* [CHALLENGE]:
Repeat the rows word for word, starting with the line that contains "y-tick-label: 18: [1746, 832, 1769, 855]" and going on through the line that contains "y-tick-label: 36: [895, 305, 918, 328]".

* [RECORDS FOR THE EXERCISE]:

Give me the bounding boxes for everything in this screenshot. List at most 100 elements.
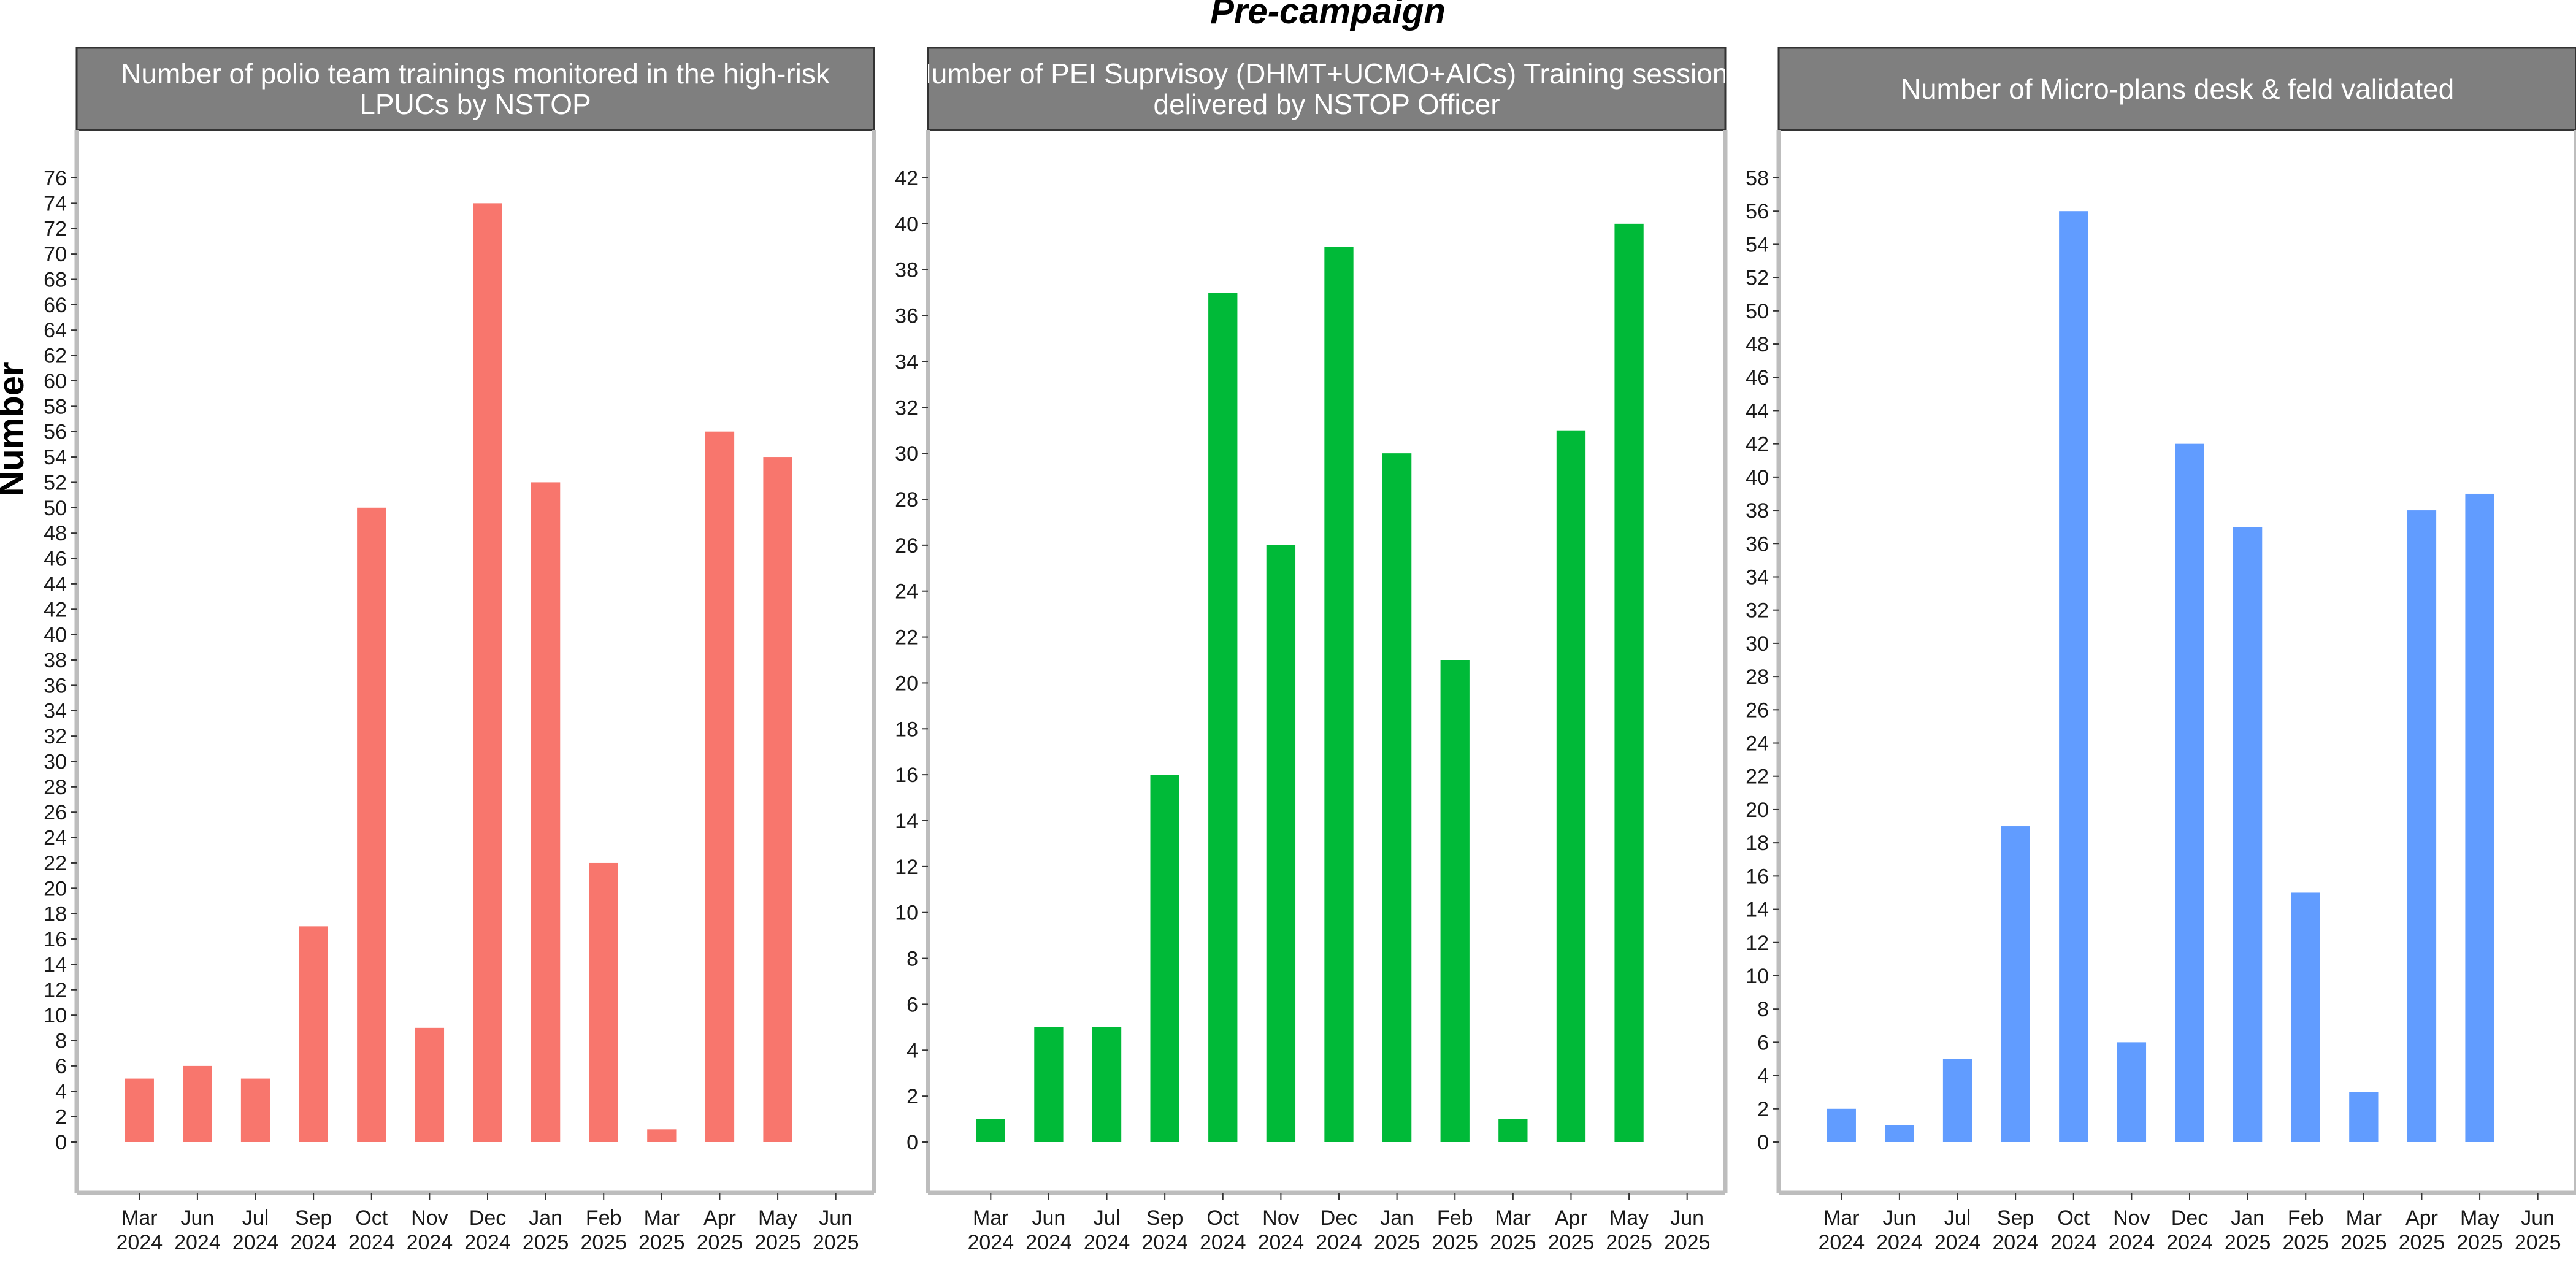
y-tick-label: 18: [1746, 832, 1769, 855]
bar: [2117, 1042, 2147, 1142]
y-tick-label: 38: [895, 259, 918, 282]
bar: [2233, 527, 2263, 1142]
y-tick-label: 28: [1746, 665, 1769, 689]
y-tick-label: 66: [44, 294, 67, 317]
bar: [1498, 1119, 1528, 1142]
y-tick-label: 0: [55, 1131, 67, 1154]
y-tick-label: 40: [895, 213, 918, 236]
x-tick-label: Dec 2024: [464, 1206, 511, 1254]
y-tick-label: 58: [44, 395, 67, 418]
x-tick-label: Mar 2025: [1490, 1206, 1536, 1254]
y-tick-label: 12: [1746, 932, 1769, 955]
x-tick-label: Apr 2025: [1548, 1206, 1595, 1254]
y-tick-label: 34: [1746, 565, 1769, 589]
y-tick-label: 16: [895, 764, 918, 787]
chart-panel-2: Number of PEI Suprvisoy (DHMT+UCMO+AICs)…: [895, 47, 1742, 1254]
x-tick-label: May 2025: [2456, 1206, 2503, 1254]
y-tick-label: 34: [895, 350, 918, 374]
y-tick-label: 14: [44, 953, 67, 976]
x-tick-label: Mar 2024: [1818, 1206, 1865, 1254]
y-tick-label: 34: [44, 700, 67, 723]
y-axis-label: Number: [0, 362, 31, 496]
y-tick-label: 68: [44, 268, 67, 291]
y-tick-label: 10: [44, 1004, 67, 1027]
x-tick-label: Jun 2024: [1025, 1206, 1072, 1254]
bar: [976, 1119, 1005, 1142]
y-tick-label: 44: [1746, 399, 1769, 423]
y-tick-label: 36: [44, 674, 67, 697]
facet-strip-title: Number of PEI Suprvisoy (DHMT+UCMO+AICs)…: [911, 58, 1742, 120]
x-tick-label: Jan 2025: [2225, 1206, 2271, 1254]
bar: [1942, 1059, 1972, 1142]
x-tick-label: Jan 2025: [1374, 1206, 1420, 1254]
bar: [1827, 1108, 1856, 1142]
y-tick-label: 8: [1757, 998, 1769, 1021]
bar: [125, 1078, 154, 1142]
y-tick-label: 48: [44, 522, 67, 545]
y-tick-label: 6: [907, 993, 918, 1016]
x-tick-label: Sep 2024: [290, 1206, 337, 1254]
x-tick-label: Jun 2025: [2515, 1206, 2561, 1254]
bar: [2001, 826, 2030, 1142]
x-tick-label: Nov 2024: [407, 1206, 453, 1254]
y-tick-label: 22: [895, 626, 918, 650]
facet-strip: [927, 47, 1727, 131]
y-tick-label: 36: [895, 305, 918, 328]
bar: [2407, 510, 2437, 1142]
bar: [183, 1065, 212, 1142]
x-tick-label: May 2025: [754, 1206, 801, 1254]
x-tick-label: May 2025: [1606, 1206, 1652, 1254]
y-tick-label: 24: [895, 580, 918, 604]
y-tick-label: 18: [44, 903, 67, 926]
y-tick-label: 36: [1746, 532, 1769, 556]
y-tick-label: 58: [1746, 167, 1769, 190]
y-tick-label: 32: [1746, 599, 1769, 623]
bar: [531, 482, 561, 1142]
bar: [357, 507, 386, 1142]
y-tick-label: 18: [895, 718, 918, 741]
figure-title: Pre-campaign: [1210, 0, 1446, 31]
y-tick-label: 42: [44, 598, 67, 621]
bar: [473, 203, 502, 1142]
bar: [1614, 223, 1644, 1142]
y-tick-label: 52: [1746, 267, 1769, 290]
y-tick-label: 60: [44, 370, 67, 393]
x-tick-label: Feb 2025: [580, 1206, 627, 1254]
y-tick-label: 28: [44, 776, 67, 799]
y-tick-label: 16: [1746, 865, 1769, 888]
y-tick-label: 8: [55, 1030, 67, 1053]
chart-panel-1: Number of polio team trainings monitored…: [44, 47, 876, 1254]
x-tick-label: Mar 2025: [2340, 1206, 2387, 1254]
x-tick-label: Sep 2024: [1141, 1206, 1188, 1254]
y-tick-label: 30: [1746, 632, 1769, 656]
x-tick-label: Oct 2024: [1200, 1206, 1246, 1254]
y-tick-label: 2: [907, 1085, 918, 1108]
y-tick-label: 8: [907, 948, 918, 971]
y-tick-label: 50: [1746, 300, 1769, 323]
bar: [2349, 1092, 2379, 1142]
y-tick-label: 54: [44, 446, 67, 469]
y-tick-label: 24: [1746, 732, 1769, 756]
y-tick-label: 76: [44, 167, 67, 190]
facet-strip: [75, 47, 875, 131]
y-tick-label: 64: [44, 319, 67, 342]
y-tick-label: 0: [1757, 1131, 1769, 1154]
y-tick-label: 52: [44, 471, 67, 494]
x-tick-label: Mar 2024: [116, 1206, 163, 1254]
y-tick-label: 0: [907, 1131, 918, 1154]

* [RESPONSE TO THIS EXERCISE]:
y-tick-label: 18: [1746, 832, 1769, 855]
bar: [2117, 1042, 2147, 1142]
y-tick-label: 38: [895, 259, 918, 282]
bar: [2233, 527, 2263, 1142]
y-tick-label: 28: [1746, 665, 1769, 689]
y-tick-label: 66: [44, 294, 67, 317]
bar: [1498, 1119, 1528, 1142]
y-tick-label: 0: [55, 1131, 67, 1154]
y-tick-label: 40: [895, 213, 918, 236]
x-tick-label: Dec 2024: [464, 1206, 511, 1254]
y-tick-label: 58: [44, 395, 67, 418]
x-tick-label: Mar 2025: [1490, 1206, 1536, 1254]
y-tick-label: 12: [1746, 932, 1769, 955]
x-tick-label: Apr 2025: [1548, 1206, 1595, 1254]
y-tick-label: 34: [1746, 565, 1769, 589]
y-tick-label: 16: [895, 764, 918, 787]
chart-panel-2: Number of PEI Suprvisoy (DHMT+UCMO+AICs)…: [895, 47, 1742, 1254]
x-tick-label: May 2025: [2456, 1206, 2503, 1254]
y-tick-label: 34: [895, 350, 918, 374]
y-tick-label: 14: [44, 953, 67, 976]
x-tick-label: Mar 2024: [1818, 1206, 1865, 1254]
y-tick-label: 34: [44, 700, 67, 723]
y-axis-label: Number: [0, 362, 31, 496]
y-tick-label: 68: [44, 268, 67, 291]
y-tick-label: 10: [44, 1004, 67, 1027]
x-tick-label: Jun 2024: [1025, 1206, 1072, 1254]
bar: [976, 1119, 1005, 1142]
y-tick-label: 44: [1746, 399, 1769, 423]
y-tick-label: 36: [44, 674, 67, 697]
facet-strip-title: Number of PEI Suprvisoy (DHMT+UCMO+AICs)…: [911, 58, 1742, 120]
x-tick-label: Jan 2025: [2225, 1206, 2271, 1254]
bar: [1942, 1059, 1972, 1142]
x-tick-label: Jan 2025: [1374, 1206, 1420, 1254]
bar: [1827, 1108, 1856, 1142]
y-tick-label: 8: [1757, 998, 1769, 1021]
bar: [125, 1078, 154, 1142]
y-tick-label: 48: [44, 522, 67, 545]
y-tick-label: 6: [907, 993, 918, 1016]
x-tick-label: Sep 2024: [290, 1206, 337, 1254]
x-tick-label: Jun 2025: [2515, 1206, 2561, 1254]
bar: [2001, 826, 2030, 1142]
x-tick-label: Nov 2024: [407, 1206, 453, 1254]
y-tick-label: 22: [895, 626, 918, 650]
facet-strip: [927, 47, 1727, 131]
y-tick-label: 36: [895, 305, 918, 328]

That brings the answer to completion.